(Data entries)
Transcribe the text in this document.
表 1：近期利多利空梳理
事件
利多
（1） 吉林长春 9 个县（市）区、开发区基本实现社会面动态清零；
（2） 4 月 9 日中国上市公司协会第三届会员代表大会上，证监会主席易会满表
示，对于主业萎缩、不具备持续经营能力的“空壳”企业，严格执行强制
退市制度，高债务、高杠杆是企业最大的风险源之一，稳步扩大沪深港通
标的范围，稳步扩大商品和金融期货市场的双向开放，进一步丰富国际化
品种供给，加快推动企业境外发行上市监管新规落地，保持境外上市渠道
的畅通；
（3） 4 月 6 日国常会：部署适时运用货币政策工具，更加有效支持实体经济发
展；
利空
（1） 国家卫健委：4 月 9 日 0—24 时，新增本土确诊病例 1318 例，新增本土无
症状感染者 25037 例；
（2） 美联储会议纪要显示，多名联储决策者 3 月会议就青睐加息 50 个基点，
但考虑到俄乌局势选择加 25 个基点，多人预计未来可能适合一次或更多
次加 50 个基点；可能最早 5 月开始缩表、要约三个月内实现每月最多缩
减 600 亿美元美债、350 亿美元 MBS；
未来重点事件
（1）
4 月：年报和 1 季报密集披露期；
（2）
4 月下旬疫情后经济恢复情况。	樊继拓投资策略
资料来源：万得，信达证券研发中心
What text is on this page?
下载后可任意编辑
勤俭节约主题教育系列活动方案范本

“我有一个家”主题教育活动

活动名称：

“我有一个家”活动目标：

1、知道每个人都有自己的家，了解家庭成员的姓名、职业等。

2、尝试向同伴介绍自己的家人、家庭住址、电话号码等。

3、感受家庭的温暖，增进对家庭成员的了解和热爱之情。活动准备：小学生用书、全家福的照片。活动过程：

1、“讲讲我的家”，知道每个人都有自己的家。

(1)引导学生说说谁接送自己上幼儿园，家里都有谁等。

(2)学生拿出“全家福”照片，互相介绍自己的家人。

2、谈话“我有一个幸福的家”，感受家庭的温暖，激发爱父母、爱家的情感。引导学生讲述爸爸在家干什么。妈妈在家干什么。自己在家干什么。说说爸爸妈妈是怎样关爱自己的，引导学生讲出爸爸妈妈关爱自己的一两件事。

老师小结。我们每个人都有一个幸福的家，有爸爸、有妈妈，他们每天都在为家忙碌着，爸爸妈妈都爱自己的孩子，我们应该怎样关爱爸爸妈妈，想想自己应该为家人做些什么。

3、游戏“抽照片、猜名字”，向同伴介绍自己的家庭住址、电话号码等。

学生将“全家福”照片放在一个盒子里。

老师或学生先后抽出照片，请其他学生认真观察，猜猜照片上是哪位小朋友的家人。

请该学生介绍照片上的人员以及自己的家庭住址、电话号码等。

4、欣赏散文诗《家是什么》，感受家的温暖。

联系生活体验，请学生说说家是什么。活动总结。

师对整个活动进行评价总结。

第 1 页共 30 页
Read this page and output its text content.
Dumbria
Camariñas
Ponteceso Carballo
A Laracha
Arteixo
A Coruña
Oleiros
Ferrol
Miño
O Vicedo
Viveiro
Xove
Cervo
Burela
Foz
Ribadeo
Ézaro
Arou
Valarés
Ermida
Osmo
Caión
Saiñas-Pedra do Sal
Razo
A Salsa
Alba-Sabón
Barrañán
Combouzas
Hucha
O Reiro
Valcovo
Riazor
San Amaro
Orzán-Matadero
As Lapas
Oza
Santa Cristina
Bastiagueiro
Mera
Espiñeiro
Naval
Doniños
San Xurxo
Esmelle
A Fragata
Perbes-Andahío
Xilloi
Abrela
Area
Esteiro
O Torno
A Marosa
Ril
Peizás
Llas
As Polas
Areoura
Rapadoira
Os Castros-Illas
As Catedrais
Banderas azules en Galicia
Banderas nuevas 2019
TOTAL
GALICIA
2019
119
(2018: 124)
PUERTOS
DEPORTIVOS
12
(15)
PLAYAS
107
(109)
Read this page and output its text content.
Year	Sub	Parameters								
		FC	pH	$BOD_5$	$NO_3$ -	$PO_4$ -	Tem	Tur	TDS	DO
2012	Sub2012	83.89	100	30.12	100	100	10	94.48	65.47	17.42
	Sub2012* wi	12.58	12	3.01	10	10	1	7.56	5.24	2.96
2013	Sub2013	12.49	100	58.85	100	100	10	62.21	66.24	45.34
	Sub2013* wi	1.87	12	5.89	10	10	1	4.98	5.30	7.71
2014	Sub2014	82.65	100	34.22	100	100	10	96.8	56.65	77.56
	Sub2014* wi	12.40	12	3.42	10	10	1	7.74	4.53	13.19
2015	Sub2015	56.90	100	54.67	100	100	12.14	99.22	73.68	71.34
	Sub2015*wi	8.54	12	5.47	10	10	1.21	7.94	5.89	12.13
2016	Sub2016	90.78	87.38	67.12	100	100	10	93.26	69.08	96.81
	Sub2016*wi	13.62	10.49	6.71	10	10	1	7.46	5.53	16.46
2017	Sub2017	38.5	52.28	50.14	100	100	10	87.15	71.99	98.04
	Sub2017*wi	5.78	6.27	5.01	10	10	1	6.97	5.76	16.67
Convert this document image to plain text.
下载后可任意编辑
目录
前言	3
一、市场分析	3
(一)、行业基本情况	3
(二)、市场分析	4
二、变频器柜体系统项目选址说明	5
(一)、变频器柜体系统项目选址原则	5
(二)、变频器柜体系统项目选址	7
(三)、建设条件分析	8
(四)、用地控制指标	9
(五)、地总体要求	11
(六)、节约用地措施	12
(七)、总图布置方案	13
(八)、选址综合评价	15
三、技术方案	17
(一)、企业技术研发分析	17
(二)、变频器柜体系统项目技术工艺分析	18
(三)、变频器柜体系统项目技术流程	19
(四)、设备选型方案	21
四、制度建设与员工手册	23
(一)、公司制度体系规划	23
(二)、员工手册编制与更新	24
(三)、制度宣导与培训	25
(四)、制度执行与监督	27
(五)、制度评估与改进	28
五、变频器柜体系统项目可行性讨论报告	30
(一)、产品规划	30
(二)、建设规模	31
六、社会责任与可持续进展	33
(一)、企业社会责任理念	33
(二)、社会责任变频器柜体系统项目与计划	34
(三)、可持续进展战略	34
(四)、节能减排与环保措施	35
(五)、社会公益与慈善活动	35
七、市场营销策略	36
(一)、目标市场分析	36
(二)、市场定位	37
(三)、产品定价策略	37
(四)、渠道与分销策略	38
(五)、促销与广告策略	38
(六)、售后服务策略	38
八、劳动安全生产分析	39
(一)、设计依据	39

--- WORK TO DO ---
Using the data above, repeat every line exactly.

--- EXERCISE OUTPUT ---
Transcribe the text in this document.
表 1：近期利多利空梳理
事件
利多
（1） 吉林长春 9 个县（市）区、开发区基本实现社会面动态清零；
（2） 4 月 9 日中国上市公司协会第三届会员代表大会上，证监会主席易会满表
示，对于主业萎缩、不具备持续经营能力的“空壳”企业，严格执行强制
退市制度，高债务、高杠杆是企业最大的风险源之一，稳步扩大沪深港通
标的范围，稳步扩大商品和金融期货市场的双向开放，进一步丰富国际化
品种供给，加快推动企业境外发行上市监管新规落地，保持境外上市渠道
的畅通；
（3） 4 月 6 日国常会：部署适时运用货币政策工具，更加有效支持实体经济发
展；
利空
（1） 国家卫健委：4 月 9 日 0—24 时，新增本土确诊病例 1318 例，新增本土无
症状感染者 25037 例；
（2） 美联储会议纪要显示，多名联储决策者 3 月会议就青睐加息 50 个基点，
但考虑到俄乌局势选择加 25 个基点，多人预计未来可能适合一次或更多
次加 50 个基点；可能最早 5 月开始缩表、要约三个月内实现每月最多缩
减 600 亿美元美债、350 亿美元 MBS；
未来重点事件
（1）
4 月：年报和 1 季报密集披露期；
（2）
4 月下旬疫情后经济恢复情况。	樊继拓投资策略
资料来源：万得，信达证券研发中心
What text is on this page?
下载后可任意编辑
勤俭节约主题教育系列活动方案范本

“我有一个家”主题教育活动

活动名称：

“我有一个家”活动目标：

1、知道每个人都有自己的家，了解家庭成员的姓名、职业等。

2、尝试向同伴介绍自己的家人、家庭住址、电话号码等。

3、感受家庭的温暖，增进对家庭成员的了解和热爱之情。活动准备：小学生用书、全家福的照片。活动过程：

1、“讲讲我的家”，知道每个人都有自己的家。

(1)引导学生说说谁接送自己上幼儿园，家里都有谁等。

(2)学生拿出“全家福”照片，互相介绍自己的家人。

2、谈话“我有一个幸福的家”，感受家庭的温暖，激发爱父母、爱家的情感。引导学生讲述爸爸在家干什么。妈妈在家干什么。自己在家干什么。说说爸爸妈妈是怎样关爱自己的，引导学生讲出爸爸妈妈关爱自己的一两件事。

老师小结。我们每个人都有一个幸福的家，有爸爸、有妈妈，他们每天都在为家忙碌着，爸爸妈妈都爱自己的孩子，我们应该怎样关爱爸爸妈妈，想想自己应该为家人做些什么。

3、游戏“抽照片、猜名字”，向同伴介绍自己的家庭住址、电话号码等。

学生将“全家福”照片放在一个盒子里。

老师或学生先后抽出照片，请其他学生认真观察，猜猜照片上是哪位小朋友的家人。

请该学生介绍照片上的人员以及自己的家庭住址、电话号码等。

4、欣赏散文诗《家是什么》，感受家的温暖。

联系生活体验，请学生说说家是什么。活动总结。

师对整个活动进行评价总结。

第 1 页共 30 页
Read this page and output its text content.
Dumbria
Camariñas
Ponteceso Carballo
A Laracha
Arteixo
A Coruña
Oleiros
Ferrol
Miño
O Vicedo
Viveiro
Xove
Cervo
Burela
Foz
Ribadeo
Ézaro
Arou
Valarés
Ermida
Osmo
Caión
Saiñas-Pedra do Sal
Razo
A Salsa
Alba-Sabón
Barrañán
Combouzas
Hucha
O Reiro
Valcovo
Riazor
San Amaro
Orzán-Matadero
As Lapas
Oza
Santa Cristina
Bastiagueiro
Mera
Espiñeiro
Naval
Doniños
San Xurxo
Esmelle
A Fragata
Perbes-Andahío
Xilloi
Abrela
Area
Esteiro
O Torno
A Marosa
Ril
Peizás
Llas
As Polas
Areoura
Rapadoira
Os Castros-Illas
As Catedrais
Banderas azules en Galicia
Banderas nuevas 2019
TOTAL
GALICIA
2019
119
(2018: 124)
PUERTOS
DEPORTIVOS
12
(15)
PLAYAS
107
(109)
Read this page and output its text content.
Year	Sub	Parameters								
		FC	pH	$BOD_5$	$NO_3$ -	$PO_4$ -	Tem	Tur	TDS	DO
2012	Sub2012	83.89	100	30.12	100	100	10	94.48	65.47	17.42
	Sub2012* wi	12.58	12	3.01	10	10	1	7.56	5.24	2.96
2013	Sub2013	12.49	100	58.85	100	100	10	62.21	66.24	45.34
	Sub2013* wi	1.87	12	5.89	10	10	1	4.98	5.30	7.71
2014	Sub2014	82.65	100	34.22	100	100	10	96.8	56.65	77.56
	Sub2014* wi	12.40	12	3.42	10	10	1	7.74	4.53	13.19
2015	Sub2015	56.90	100	54.67	100	100	12.14	99.22	73.68	71.34
	Sub2015*wi	8.54	12	5.47	10	10	1.21	7.94	5.89	12.13
2016	Sub2016	90.78	87.38	67.12	100	100	10	93.26	69.08	96.81
	Sub2016*wi	13.62	10.49	6.71	10	10	1	7.46	5.53	16.46
2017	Sub2017	38.5	52.28	50.14	100	100	10	87.15	71.99	98.04
	Sub2017*wi	5.78	6.27	5.01	10	10	1	6.97	5.76	16.67
Convert this document image to plain text.
下载后可任意编辑
目录
前言	3
一、市场分析	3
(一)、行业基本情况	3
(二)、市场分析	4
二、变频器柜体系统项目选址说明	5
(一)、变频器柜体系统项目选址原则	5
(二)、变频器柜体系统项目选址	7
(三)、建设条件分析	8
(四)、用地控制指标	9
(五)、地总体要求	11
(六)、节约用地措施	12
(七)、总图布置方案	13
(八)、选址综合评价	15
三、技术方案	17
(一)、企业技术研发分析	17
(二)、变频器柜体系统项目技术工艺分析	18
(三)、变频器柜体系统项目技术流程	19
(四)、设备选型方案	21
四、制度建设与员工手册	23
(一)、公司制度体系规划	23
(二)、员工手册编制与更新	24
(三)、制度宣导与培训	25
(四)、制度执行与监督	27
(五)、制度评估与改进	28
五、变频器柜体系统项目可行性讨论报告	30
(一)、产品规划	30
(二)、建设规模	31
六、社会责任与可持续进展	33
(一)、企业社会责任理念	33
(二)、社会责任变频器柜体系统项目与计划	34
(三)、可持续进展战略	34
(四)、节能减排与环保措施	35
(五)、社会公益与慈善活动	35
七、市场营销策略	36
(一)、目标市场分析	36
(二)、市场定位	37
(三)、产品定价策略	37
(四)、渠道与分销策略	38
(五)、促销与广告策略	38
(六)、售后服务策略	38
八、劳动安全生产分析	39
(一)、设计依据	39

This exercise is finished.